> [Records that describe figures]
========================================================================
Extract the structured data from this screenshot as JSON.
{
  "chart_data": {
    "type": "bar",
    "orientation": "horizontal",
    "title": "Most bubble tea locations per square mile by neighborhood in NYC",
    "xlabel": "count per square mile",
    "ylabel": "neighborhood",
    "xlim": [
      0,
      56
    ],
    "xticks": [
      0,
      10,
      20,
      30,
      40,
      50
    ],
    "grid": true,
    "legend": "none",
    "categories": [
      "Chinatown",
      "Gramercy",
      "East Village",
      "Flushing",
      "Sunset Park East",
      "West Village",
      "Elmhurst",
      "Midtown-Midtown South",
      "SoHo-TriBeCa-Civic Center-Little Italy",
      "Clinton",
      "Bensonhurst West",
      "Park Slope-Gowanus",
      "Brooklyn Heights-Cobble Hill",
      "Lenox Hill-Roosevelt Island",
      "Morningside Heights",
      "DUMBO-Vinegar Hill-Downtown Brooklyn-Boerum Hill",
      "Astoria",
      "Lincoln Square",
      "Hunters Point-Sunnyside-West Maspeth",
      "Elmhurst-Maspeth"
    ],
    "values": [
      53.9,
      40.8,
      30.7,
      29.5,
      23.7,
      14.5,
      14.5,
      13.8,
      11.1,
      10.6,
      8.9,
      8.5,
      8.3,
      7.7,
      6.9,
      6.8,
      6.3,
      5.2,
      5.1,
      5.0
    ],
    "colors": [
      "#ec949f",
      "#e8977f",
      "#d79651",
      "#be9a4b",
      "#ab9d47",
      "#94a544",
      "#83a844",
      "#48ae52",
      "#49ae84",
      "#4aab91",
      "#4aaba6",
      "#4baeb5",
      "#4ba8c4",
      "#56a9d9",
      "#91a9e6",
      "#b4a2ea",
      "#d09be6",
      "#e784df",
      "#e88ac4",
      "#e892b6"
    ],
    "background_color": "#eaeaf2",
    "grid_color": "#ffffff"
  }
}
========================================================================
> [Task to complete] Extract all of the data shown above and repeat it verbatim.

> [Finished answer]
Extract the structured data from this screenshot as JSON.
{
  "chart_data": {
    "type": "bar",
    "orientation": "horizontal",
    "title": "Most bubble tea locations per square mile by neighborhood in NYC",
    "xlabel": "count per square mile",
    "ylabel": "neighborhood",
    "xlim": [
      0,
      56
    ],
    "xticks": [
      0,
      10,
      20,
      30,
      40,
      50
    ],
    "grid": true,
    "legend": "none",
    "categories": [
      "Chinatown",
      "Gramercy",
      "East Village",
      "Flushing",
      "Sunset Park East",
      "West Village",
      "Elmhurst",
      "Midtown-Midtown South",
      "SoHo-TriBeCa-Civic Center-Little Italy",
      "Clinton",
      "Bensonhurst West",
      "Park Slope-Gowanus",
      "Brooklyn Heights-Cobble Hill",
      "Lenox Hill-Roosevelt Island",
      "Morningside Heights",
      "DUMBO-Vinegar Hill-Downtown Brooklyn-Boerum Hill",
      "Astoria",
      "Lincoln Square",
      "Hunters Point-Sunnyside-West Maspeth",
      "Elmhurst-Maspeth"
    ],
    "values": [
      53.9,
      40.8,
      30.7,
      29.5,
      23.7,
      14.5,
      14.5,
      13.8,
      11.1,
      10.6,
      8.9,
      8.5,
      8.3,
      7.7,
      6.9,
      6.8,
      6.3,
      5.2,
      5.1,
      5.0
    ],
    "colors": [
      "#ec949f",
      "#e8977f",
      "#d79651",
      "#be9a4b",
      "#ab9d47",
      "#94a544",
      "#83a844",
      "#48ae52",
      "#49ae84",
      "#4aab91",
      "#4aaba6",
      "#4baeb5",
      "#4ba8c4",
      "#56a9d9",
      "#91a9e6",
      "#b4a2ea",
      "#d09be6",
      "#e784df",
      "#e88ac4",
      "#e892b6"
    ],
    "background_color": "#eaeaf2",
    "grid_color": "#ffffff"
  }
}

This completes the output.